■ **WHAT THE TASK REQUIRES**
Your job is to report every line of the entries that has "bacteria".
——————
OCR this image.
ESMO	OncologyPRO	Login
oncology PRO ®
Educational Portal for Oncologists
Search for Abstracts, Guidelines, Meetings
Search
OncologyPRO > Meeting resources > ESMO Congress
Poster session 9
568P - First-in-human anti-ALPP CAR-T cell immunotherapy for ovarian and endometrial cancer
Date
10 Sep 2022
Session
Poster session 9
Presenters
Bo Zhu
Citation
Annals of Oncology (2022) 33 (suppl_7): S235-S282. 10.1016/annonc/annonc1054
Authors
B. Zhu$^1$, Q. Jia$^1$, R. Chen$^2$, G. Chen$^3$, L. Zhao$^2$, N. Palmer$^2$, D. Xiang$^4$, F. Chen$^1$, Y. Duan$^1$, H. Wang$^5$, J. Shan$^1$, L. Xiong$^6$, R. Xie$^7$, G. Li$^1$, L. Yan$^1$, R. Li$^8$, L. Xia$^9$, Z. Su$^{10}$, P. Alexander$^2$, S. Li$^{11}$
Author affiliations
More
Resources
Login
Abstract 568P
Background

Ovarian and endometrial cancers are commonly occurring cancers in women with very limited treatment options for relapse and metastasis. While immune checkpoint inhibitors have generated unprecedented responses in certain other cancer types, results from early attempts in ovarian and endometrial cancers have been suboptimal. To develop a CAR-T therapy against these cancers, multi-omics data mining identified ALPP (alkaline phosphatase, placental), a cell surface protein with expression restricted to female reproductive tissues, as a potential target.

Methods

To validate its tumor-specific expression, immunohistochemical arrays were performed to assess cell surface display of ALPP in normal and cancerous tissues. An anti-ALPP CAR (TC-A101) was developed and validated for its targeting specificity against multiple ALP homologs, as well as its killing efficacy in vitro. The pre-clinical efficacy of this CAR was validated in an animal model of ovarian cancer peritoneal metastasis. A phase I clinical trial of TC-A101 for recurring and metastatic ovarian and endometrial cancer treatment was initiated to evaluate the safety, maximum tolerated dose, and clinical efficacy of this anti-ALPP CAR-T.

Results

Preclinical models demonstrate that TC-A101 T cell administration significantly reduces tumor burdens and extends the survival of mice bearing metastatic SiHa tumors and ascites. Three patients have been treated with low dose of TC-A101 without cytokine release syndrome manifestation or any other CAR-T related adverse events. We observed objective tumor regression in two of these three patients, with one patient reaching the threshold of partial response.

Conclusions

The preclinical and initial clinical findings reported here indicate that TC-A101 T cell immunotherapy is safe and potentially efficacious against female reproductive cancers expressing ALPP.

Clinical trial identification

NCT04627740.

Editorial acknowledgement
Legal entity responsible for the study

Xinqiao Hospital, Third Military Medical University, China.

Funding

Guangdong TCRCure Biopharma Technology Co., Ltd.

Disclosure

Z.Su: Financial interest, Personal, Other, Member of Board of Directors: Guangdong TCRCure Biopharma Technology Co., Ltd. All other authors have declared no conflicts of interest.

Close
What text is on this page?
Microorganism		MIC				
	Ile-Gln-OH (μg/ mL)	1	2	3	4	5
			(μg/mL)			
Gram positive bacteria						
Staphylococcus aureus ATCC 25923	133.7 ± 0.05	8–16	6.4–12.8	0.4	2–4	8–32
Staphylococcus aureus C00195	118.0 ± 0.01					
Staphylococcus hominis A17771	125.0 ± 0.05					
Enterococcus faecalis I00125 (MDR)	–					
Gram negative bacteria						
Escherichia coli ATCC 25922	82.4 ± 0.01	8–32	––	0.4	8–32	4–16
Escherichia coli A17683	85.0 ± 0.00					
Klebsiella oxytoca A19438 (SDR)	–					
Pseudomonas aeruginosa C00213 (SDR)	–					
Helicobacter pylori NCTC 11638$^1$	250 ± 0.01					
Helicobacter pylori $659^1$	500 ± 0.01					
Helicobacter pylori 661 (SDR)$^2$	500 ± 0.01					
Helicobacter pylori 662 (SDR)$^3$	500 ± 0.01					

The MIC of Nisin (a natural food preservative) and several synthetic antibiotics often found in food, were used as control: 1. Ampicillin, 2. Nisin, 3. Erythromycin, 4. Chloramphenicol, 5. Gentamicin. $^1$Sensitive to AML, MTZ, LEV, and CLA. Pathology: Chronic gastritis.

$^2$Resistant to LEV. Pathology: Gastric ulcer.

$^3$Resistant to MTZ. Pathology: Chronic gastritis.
——————
■ **ANSWER FOR THIS EXERCISE**
Gram positive bacteria						
Gram negative bacteria						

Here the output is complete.